>> Begin

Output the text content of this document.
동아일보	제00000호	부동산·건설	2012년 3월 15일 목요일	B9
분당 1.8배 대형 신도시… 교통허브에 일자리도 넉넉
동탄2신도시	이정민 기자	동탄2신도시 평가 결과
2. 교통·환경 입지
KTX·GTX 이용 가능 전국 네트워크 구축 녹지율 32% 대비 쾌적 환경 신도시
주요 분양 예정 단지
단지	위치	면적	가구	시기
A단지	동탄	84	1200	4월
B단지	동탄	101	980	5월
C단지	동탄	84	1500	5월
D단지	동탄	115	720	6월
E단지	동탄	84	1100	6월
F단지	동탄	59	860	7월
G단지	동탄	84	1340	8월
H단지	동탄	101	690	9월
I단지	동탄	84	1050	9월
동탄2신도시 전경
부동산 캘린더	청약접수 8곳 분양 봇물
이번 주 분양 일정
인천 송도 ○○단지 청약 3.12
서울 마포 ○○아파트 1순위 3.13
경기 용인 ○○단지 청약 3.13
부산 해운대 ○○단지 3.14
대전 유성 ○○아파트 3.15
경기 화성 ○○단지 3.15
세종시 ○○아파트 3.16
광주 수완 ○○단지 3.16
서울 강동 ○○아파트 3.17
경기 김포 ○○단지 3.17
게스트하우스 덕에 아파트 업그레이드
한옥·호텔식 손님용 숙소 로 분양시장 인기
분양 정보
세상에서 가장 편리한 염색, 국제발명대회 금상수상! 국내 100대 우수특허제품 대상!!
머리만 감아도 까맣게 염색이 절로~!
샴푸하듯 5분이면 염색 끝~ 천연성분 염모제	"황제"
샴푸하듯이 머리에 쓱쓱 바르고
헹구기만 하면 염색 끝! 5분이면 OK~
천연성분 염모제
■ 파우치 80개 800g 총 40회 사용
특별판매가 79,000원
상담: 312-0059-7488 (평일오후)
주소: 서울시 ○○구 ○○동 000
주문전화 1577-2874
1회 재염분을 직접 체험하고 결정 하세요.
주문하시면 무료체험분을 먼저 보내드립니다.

>> End

◆ **Challenge**
Repeat each entry word for word.

◆ **Task response**
Output the text content of this document.
동아일보	제00000호	부동산·건설	2012년 3월 15일 목요일	B9
분당 1.8배 대형 신도시… 교통허브에 일자리도 넉넉
동탄2신도시	이정민 기자	동탄2신도시 평가 결과
2. 교통·환경 입지
KTX·GTX 이용 가능 전국 네트워크 구축 녹지율 32% 대비 쾌적 환경 신도시
주요 분양 예정 단지
단지	위치	면적	가구	시기
A단지	동탄	84	1200	4월
B단지	동탄	101	980	5월
C단지	동탄	84	1500	5월
D단지	동탄	115	720	6월
E단지	동탄	84	1100	6월
F단지	동탄	59	860	7월
G단지	동탄	84	1340	8월
H단지	동탄	101	690	9월
I단지	동탄	84	1050	9월
동탄2신도시 전경
부동산 캘린더	청약접수 8곳 분양 봇물
이번 주 분양 일정
인천 송도 ○○단지 청약 3.12
서울 마포 ○○아파트 1순위 3.13
경기 용인 ○○단지 청약 3.13
부산 해운대 ○○단지 3.14
대전 유성 ○○아파트 3.15
경기 화성 ○○단지 3.15
세종시 ○○아파트 3.16
광주 수완 ○○단지 3.16
서울 강동 ○○아파트 3.17
경기 김포 ○○단지 3.17
게스트하우스 덕에 아파트 업그레이드
한옥·호텔식 손님용 숙소 로 분양시장 인기
분양 정보
세상에서 가장 편리한 염색, 국제발명대회 금상수상! 국내 100대 우수특허제품 대상!!
머리만 감아도 까맣게 염색이 절로~!
샴푸하듯 5분이면 염색 끝~ 천연성분 염모제	"황제"
샴푸하듯이 머리에 쓱쓱 바르고
헹구기만 하면 염색 끝! 5분이면 OK~
천연성분 염모제
■ 파우치 80개 800g 총 40회 사용
특별판매가 79,000원
상담: 312-0059-7488 (평일오후)
주소: 서울시 ○○구 ○○동 000
주문전화 1577-2874
1회 재염분을 직접 체험하고 결정 하세요.
주문하시면 무료체험분을 먼저 보내드립니다.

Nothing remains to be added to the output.